▶ [Work required]: Repeat the entire listing below exactly.

▶ [Information supplied]:

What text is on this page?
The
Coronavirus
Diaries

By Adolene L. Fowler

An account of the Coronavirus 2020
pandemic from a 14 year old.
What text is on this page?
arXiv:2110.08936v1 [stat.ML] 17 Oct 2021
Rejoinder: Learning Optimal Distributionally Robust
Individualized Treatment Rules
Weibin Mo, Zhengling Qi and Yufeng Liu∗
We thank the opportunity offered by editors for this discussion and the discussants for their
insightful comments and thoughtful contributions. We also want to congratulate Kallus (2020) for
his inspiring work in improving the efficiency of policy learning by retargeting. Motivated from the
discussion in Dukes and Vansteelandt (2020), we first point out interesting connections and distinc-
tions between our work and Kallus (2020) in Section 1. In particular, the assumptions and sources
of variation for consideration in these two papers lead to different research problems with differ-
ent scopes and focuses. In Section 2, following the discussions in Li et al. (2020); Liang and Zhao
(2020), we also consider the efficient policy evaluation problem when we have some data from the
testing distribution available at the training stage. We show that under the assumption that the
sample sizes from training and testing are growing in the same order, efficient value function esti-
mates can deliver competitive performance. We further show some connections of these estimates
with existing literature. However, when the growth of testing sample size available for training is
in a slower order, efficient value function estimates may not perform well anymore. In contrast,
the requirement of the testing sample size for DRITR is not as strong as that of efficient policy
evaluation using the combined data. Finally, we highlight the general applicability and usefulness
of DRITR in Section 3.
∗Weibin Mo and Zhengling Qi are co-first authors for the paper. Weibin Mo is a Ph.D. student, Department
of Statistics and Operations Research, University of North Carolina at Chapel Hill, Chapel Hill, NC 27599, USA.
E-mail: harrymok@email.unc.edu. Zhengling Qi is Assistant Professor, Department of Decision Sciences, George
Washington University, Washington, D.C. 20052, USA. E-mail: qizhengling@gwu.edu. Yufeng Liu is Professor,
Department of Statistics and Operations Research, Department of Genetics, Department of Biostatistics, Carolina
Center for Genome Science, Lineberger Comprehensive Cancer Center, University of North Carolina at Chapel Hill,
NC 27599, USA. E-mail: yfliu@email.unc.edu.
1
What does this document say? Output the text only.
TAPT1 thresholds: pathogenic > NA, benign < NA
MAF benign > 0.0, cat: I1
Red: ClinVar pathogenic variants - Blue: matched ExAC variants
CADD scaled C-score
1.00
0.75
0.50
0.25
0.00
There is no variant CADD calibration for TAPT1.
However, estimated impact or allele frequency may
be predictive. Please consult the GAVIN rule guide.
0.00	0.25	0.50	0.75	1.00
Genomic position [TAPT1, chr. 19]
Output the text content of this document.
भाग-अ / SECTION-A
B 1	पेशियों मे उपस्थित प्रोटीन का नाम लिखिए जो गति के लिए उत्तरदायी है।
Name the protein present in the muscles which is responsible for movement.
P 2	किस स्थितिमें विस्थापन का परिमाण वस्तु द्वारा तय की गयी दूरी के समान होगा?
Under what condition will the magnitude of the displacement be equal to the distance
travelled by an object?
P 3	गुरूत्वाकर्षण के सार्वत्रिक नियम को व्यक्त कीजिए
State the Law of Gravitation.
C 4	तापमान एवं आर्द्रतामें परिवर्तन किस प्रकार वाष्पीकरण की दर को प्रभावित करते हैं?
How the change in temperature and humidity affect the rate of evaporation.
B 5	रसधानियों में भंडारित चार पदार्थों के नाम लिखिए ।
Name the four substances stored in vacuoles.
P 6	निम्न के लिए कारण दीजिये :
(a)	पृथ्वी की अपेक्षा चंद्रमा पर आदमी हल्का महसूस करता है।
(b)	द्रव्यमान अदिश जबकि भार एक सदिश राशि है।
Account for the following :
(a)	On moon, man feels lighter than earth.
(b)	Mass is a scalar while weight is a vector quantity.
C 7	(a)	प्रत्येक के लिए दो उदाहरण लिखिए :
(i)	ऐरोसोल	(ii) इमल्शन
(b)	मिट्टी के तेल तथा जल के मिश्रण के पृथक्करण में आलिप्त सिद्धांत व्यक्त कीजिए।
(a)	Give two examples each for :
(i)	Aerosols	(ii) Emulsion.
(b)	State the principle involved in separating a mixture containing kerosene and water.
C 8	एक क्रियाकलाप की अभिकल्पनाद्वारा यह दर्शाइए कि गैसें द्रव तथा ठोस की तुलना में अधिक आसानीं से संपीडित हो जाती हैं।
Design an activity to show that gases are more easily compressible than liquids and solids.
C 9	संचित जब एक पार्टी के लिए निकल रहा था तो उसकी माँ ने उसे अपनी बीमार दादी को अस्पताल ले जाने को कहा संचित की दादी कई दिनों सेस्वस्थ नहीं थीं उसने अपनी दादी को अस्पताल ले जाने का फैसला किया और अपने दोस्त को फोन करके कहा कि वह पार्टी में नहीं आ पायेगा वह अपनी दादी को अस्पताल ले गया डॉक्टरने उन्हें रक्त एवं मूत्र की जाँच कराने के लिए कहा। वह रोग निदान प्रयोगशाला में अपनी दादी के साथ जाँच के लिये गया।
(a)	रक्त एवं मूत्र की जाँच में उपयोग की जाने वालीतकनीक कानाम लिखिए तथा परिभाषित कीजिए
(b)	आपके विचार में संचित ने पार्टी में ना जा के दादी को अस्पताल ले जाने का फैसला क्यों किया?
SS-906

▶ [Exercise output]:
What text is on this page?
The
Coronavirus
Diaries

By Adolene L. Fowler

An account of the Coronavirus 2020
pandemic from a 14 year old.
What text is on this page?
arXiv:2110.08936v1 [stat.ML] 17 Oct 2021
Rejoinder: Learning Optimal Distributionally Robust
Individualized Treatment Rules
Weibin Mo, Zhengling Qi and Yufeng Liu∗
We thank the opportunity offered by editors for this discussion and the discussants for their
insightful comments and thoughtful contributions. We also want to congratulate Kallus (2020) for
his inspiring work in improving the efficiency of policy learning by retargeting. Motivated from the
discussion in Dukes and Vansteelandt (2020), we first point out interesting connections and distinc-
tions between our work and Kallus (2020) in Section 1. In particular, the assumptions and sources
of variation for consideration in these two papers lead to different research problems with differ-
ent scopes and focuses. In Section 2, following the discussions in Li et al. (2020); Liang and Zhao
(2020), we also consider the efficient policy evaluation problem when we have some data from the
testing distribution available at the training stage. We show that under the assumption that the
sample sizes from training and testing are growing in the same order, efficient value function esti-
mates can deliver competitive performance. We further show some connections of these estimates
with existing literature. However, when the growth of testing sample size available for training is
in a slower order, efficient value function estimates may not perform well anymore. In contrast,
the requirement of the testing sample size for DRITR is not as strong as that of efficient policy
evaluation using the combined data. Finally, we highlight the general applicability and usefulness
of DRITR in Section 3.
∗Weibin Mo and Zhengling Qi are co-first authors for the paper. Weibin Mo is a Ph.D. student, Department
of Statistics and Operations Research, University of North Carolina at Chapel Hill, Chapel Hill, NC 27599, USA.
E-mail: harrymok@email.unc.edu. Zhengling Qi is Assistant Professor, Department of Decision Sciences, George
Washington University, Washington, D.C. 20052, USA. E-mail: qizhengling@gwu.edu. Yufeng Liu is Professor,
Department of Statistics and Operations Research, Department of Genetics, Department of Biostatistics, Carolina
Center for Genome Science, Lineberger Comprehensive Cancer Center, University of North Carolina at Chapel Hill,
NC 27599, USA. E-mail: yfliu@email.unc.edu.
1
What does this document say? Output the text only.
TAPT1 thresholds: pathogenic > NA, benign < NA
MAF benign > 0.0, cat: I1
Red: ClinVar pathogenic variants - Blue: matched ExAC variants
CADD scaled C-score
1.00
0.75
0.50
0.25
0.00
There is no variant CADD calibration for TAPT1.
However, estimated impact or allele frequency may
be predictive. Please consult the GAVIN rule guide.
0.00	0.25	0.50	0.75	1.00
Genomic position [TAPT1, chr. 19]
Output the text content of this document.
भाग-अ / SECTION-A
B 1	पेशियों मे उपस्थित प्रोटीन का नाम लिखिए जो गति के लिए उत्तरदायी है।
Name the protein present in the muscles which is responsible for movement.
P 2	किस स्थितिमें विस्थापन का परिमाण वस्तु द्वारा तय की गयी दूरी के समान होगा?
Under what condition will the magnitude of the displacement be equal to the distance
travelled by an object?
P 3	गुरूत्वाकर्षण के सार्वत्रिक नियम को व्यक्त कीजिए
State the Law of Gravitation.
C 4	तापमान एवं आर्द्रतामें परिवर्तन किस प्रकार वाष्पीकरण की दर को प्रभावित करते हैं?
How the change in temperature and humidity affect the rate of evaporation.
B 5	रसधानियों में भंडारित चार पदार्थों के नाम लिखिए ।
Name the four substances stored in vacuoles.
P 6	निम्न के लिए कारण दीजिये :
(a)	पृथ्वी की अपेक्षा चंद्रमा पर आदमी हल्का महसूस करता है।
(b)	द्रव्यमान अदिश जबकि भार एक सदिश राशि है।
Account for the following :
(a)	On moon, man feels lighter than earth.
(b)	Mass is a scalar while weight is a vector quantity.
C 7	(a)	प्रत्येक के लिए दो उदाहरण लिखिए :
(i)	ऐरोसोल	(ii) इमल्शन
(b)	मिट्टी के तेल तथा जल के मिश्रण के पृथक्करण में आलिप्त सिद्धांत व्यक्त कीजिए।
(a)	Give two examples each for :
(i)	Aerosols	(ii) Emulsion.
(b)	State the principle involved in separating a mixture containing kerosene and water.
C 8	एक क्रियाकलाप की अभिकल्पनाद्वारा यह दर्शाइए कि गैसें द्रव तथा ठोस की तुलना में अधिक आसानीं से संपीडित हो जाती हैं।
Design an activity to show that gases are more easily compressible than liquids and solids.
C 9	संचित जब एक पार्टी के लिए निकल रहा था तो उसकी माँ ने उसे अपनी बीमार दादी को अस्पताल ले जाने को कहा संचित की दादी कई दिनों सेस्वस्थ नहीं थीं उसने अपनी दादी को अस्पताल ले जाने का फैसला किया और अपने दोस्त को फोन करके कहा कि वह पार्टी में नहीं आ पायेगा वह अपनी दादी को अस्पताल ले गया डॉक्टरने उन्हें रक्त एवं मूत्र की जाँच कराने के लिए कहा। वह रोग निदान प्रयोगशाला में अपनी दादी के साथ जाँच के लिये गया।
(a)	रक्त एवं मूत्र की जाँच में उपयोग की जाने वालीतकनीक कानाम लिखिए तथा परिभाषित कीजिए
(b)	आपके विचार में संचित ने पार्टी में ना जा के दादी को अस्पताल ले जाने का फैसला क्यों किया?
SS-906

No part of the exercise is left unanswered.